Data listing
────────────────────────────────────────

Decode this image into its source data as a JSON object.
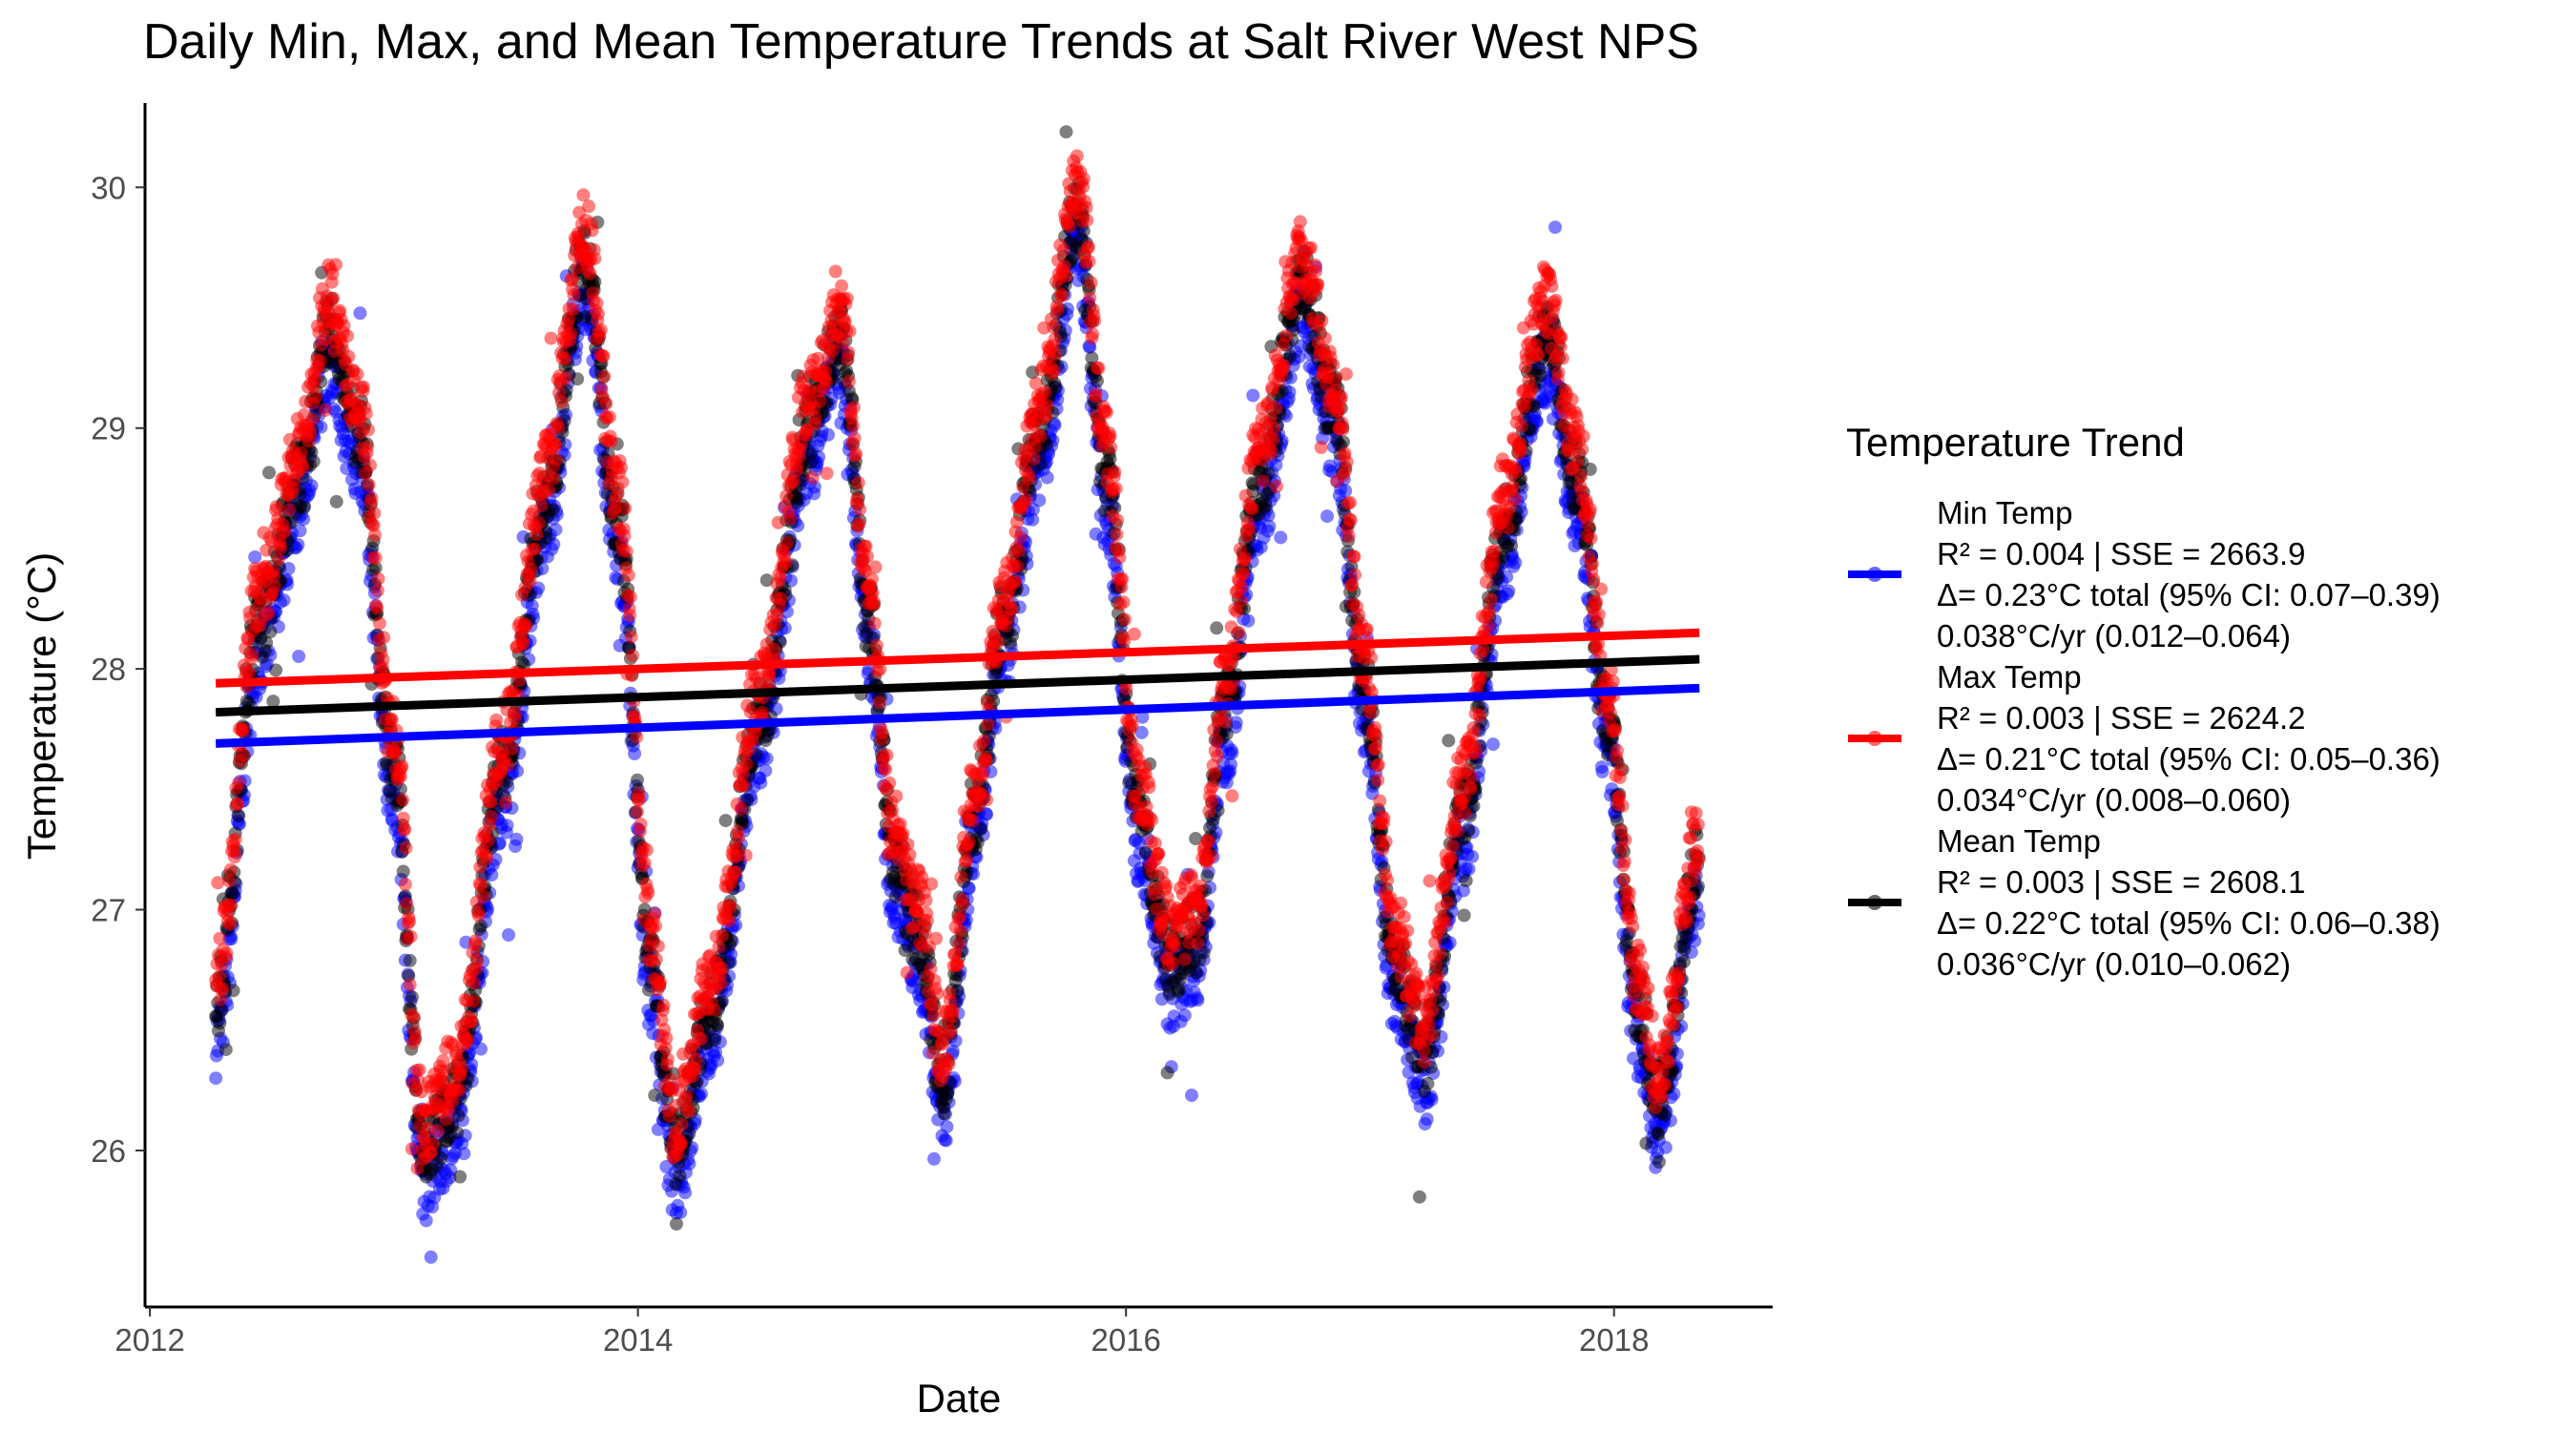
{
  "chart_data": {
    "type": "scatter",
    "title": "Daily Min, Max, and Mean Temperature Trends at Salt River West NPS",
    "xlabel": "Date",
    "ylabel": "Temperature (°C)",
    "x_ticks": [
      "2012",
      "2014",
      "2016",
      "2018"
    ],
    "x_tick_values": [
      2012.0,
      2014.0,
      2016.0,
      2018.0
    ],
    "y_ticks": [
      "26",
      "27",
      "28",
      "29",
      "30"
    ],
    "y_tick_values": [
      26,
      27,
      28,
      29,
      30
    ],
    "xlim": [
      2011.98,
      2018.65
    ],
    "ylim": [
      25.35,
      30.35
    ],
    "grid": false,
    "legend_position": "right",
    "legend_title": "Temperature Trend",
    "seasonal_profile": {
      "description_points": [
        {
          "x": 2012.27,
          "y": 26.6
        },
        {
          "x": 2012.45,
          "y": 28.2
        },
        {
          "x": 2012.62,
          "y": 28.8
        },
        {
          "x": 2012.73,
          "y": 29.4
        },
        {
          "x": 2012.85,
          "y": 29.0
        },
        {
          "x": 2013.0,
          "y": 27.6
        },
        {
          "x": 2013.12,
          "y": 26.0
        },
        {
          "x": 2013.25,
          "y": 26.2
        },
        {
          "x": 2013.45,
          "y": 27.6
        },
        {
          "x": 2013.62,
          "y": 28.7
        },
        {
          "x": 2013.78,
          "y": 29.7
        },
        {
          "x": 2013.92,
          "y": 28.6
        },
        {
          "x": 2014.05,
          "y": 26.8
        },
        {
          "x": 2014.15,
          "y": 26.0
        },
        {
          "x": 2014.3,
          "y": 26.6
        },
        {
          "x": 2014.5,
          "y": 27.8
        },
        {
          "x": 2014.7,
          "y": 29.0
        },
        {
          "x": 2014.83,
          "y": 29.4
        },
        {
          "x": 2014.95,
          "y": 28.2
        },
        {
          "x": 2015.05,
          "y": 27.2
        },
        {
          "x": 2015.15,
          "y": 26.9
        },
        {
          "x": 2015.25,
          "y": 26.3
        },
        {
          "x": 2015.38,
          "y": 27.4
        },
        {
          "x": 2015.5,
          "y": 28.2
        },
        {
          "x": 2015.65,
          "y": 29.0
        },
        {
          "x": 2015.8,
          "y": 29.9
        },
        {
          "x": 2015.92,
          "y": 28.8
        },
        {
          "x": 2016.05,
          "y": 27.4
        },
        {
          "x": 2016.18,
          "y": 26.8
        },
        {
          "x": 2016.3,
          "y": 26.9
        },
        {
          "x": 2016.4,
          "y": 27.8
        },
        {
          "x": 2016.55,
          "y": 28.8
        },
        {
          "x": 2016.72,
          "y": 29.6
        },
        {
          "x": 2016.85,
          "y": 29.1
        },
        {
          "x": 2016.98,
          "y": 27.9
        },
        {
          "x": 2017.1,
          "y": 26.8
        },
        {
          "x": 2017.22,
          "y": 26.4
        },
        {
          "x": 2017.38,
          "y": 27.4
        },
        {
          "x": 2017.55,
          "y": 28.6
        },
        {
          "x": 2017.72,
          "y": 29.4
        },
        {
          "x": 2017.85,
          "y": 28.8
        },
        {
          "x": 2017.97,
          "y": 27.8
        },
        {
          "x": 2018.1,
          "y": 26.6
        },
        {
          "x": 2018.18,
          "y": 26.2
        },
        {
          "x": 2018.35,
          "y": 27.2
        }
      ]
    },
    "series": [
      {
        "name": "Min Temp",
        "color": "#0000ff",
        "offset_from_mean": -0.14,
        "legend_lines": [
          "R² = 0.004 | SSE = 2663.9",
          "Δ= 0.23°C total (95% CI: 0.07–0.39)",
          "0.038°C/yr (0.012–0.064)"
        ],
        "trend": {
          "x": [
            2012.27,
            2018.35
          ],
          "y": [
            27.69,
            27.92
          ]
        }
      },
      {
        "name": "Max Temp",
        "color": "#ff0000",
        "offset_from_mean": 0.12,
        "legend_lines": [
          "R² = 0.003 | SSE = 2624.2",
          "Δ= 0.21°C total (95% CI: 0.05–0.36)",
          "0.034°C/yr (0.008–0.060)"
        ],
        "trend": {
          "x": [
            2012.27,
            2018.35
          ],
          "y": [
            27.94,
            28.15
          ]
        }
      },
      {
        "name": "Mean Temp",
        "color": "#000000",
        "offset_from_mean": 0.0,
        "legend_lines": [
          "R² = 0.003 | SSE = 2608.1",
          "Δ= 0.22°C total (95% CI: 0.06–0.38)",
          "0.036°C/yr (0.010–0.062)"
        ],
        "trend": {
          "x": [
            2012.27,
            2018.35
          ],
          "y": [
            27.82,
            28.04
          ]
        }
      }
    ]
  }
}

────────────────────────────────────────

> THE TASK:
Looking at the records above, say how many lines hold the string "total". Write nothing but the number.

> EXERCISE SOLUTION:
3